■ **Short exercise**
What number of lines hold the word "JSON"? State that number and nothing besides.

---------- Records for the task ----------

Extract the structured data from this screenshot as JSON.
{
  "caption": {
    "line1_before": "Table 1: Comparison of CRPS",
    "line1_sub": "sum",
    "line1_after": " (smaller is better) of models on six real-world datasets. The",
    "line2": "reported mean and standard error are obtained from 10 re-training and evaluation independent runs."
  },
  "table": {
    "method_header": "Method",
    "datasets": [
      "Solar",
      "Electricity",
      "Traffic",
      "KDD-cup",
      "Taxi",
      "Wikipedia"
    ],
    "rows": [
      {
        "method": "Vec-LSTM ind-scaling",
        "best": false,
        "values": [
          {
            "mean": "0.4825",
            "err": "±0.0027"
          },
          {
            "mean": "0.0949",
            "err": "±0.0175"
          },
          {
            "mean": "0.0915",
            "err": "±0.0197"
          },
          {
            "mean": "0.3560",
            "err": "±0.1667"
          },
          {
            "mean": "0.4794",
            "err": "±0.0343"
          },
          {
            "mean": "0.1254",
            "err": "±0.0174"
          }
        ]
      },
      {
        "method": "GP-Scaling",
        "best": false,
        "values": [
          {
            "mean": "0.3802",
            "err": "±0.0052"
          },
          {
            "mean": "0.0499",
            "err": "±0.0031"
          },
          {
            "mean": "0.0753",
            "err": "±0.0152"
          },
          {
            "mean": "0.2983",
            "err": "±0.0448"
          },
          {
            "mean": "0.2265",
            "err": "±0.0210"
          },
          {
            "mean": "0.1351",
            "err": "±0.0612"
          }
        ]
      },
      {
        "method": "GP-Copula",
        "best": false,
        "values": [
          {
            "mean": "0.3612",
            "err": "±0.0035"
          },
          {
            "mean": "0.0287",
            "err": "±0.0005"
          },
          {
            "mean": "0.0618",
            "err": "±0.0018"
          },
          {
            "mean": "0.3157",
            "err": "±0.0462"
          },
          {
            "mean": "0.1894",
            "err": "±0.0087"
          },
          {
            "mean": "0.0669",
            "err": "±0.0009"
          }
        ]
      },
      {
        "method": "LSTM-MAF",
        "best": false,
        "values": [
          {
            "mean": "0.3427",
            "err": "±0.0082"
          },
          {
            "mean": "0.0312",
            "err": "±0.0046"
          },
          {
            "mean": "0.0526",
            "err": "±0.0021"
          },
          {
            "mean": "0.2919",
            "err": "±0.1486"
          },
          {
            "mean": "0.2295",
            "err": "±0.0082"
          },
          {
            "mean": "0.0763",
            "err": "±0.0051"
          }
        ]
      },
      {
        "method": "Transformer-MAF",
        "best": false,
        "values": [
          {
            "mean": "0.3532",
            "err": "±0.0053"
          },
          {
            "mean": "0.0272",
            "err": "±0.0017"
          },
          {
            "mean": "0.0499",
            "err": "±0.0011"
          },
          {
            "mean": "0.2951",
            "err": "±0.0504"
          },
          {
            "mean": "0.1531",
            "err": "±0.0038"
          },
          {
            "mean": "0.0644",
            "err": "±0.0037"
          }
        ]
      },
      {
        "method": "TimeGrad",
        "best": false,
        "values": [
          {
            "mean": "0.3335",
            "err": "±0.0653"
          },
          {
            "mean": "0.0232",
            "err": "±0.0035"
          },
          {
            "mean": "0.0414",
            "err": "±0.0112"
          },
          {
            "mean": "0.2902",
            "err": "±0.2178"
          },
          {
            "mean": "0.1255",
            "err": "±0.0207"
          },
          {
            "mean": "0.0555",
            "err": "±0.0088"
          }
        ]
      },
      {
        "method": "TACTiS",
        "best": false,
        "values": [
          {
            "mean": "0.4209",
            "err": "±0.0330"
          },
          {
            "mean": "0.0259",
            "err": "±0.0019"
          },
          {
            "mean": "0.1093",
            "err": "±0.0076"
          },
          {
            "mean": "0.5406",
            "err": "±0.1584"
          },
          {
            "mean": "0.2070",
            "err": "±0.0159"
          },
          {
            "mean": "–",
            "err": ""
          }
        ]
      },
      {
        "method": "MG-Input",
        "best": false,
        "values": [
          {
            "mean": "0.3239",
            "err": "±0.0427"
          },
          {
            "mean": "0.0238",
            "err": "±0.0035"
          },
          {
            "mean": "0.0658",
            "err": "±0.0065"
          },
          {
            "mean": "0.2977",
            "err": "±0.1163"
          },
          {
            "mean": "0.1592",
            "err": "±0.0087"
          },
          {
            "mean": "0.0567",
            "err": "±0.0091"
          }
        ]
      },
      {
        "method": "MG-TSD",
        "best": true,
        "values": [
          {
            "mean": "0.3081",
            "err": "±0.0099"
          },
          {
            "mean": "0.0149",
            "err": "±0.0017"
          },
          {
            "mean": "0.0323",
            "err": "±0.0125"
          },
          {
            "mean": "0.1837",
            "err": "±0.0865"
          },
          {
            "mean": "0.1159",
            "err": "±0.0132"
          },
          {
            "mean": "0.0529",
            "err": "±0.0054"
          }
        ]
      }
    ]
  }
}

----------
---------- Records for the task ----------

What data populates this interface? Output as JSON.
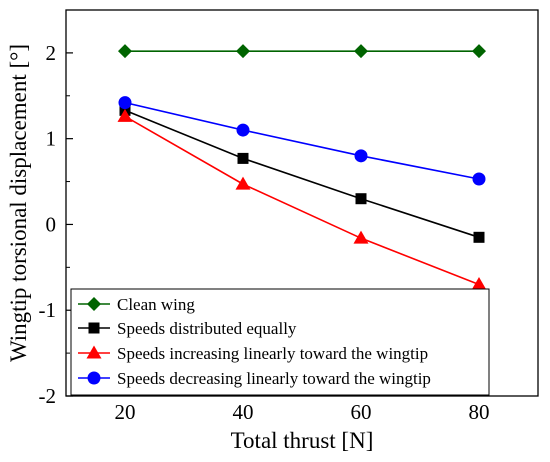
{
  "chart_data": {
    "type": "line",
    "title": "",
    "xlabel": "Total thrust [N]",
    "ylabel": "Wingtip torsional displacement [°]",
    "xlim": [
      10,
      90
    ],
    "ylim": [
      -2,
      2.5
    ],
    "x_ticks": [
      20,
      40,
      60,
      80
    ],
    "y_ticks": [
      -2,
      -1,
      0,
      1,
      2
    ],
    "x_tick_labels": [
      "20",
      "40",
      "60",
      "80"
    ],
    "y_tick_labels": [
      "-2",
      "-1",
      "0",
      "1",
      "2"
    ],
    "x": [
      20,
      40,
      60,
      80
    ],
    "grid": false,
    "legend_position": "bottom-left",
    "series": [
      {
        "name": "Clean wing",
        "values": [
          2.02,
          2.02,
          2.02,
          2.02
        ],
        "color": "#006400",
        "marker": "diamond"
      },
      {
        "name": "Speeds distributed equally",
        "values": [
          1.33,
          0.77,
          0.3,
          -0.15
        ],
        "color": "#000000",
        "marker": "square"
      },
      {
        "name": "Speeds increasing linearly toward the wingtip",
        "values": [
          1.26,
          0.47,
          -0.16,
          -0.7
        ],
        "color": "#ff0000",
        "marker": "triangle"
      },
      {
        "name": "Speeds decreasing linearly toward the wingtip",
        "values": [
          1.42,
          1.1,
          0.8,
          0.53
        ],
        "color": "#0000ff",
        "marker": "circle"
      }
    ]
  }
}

----------

■ **Output of the exercise**
2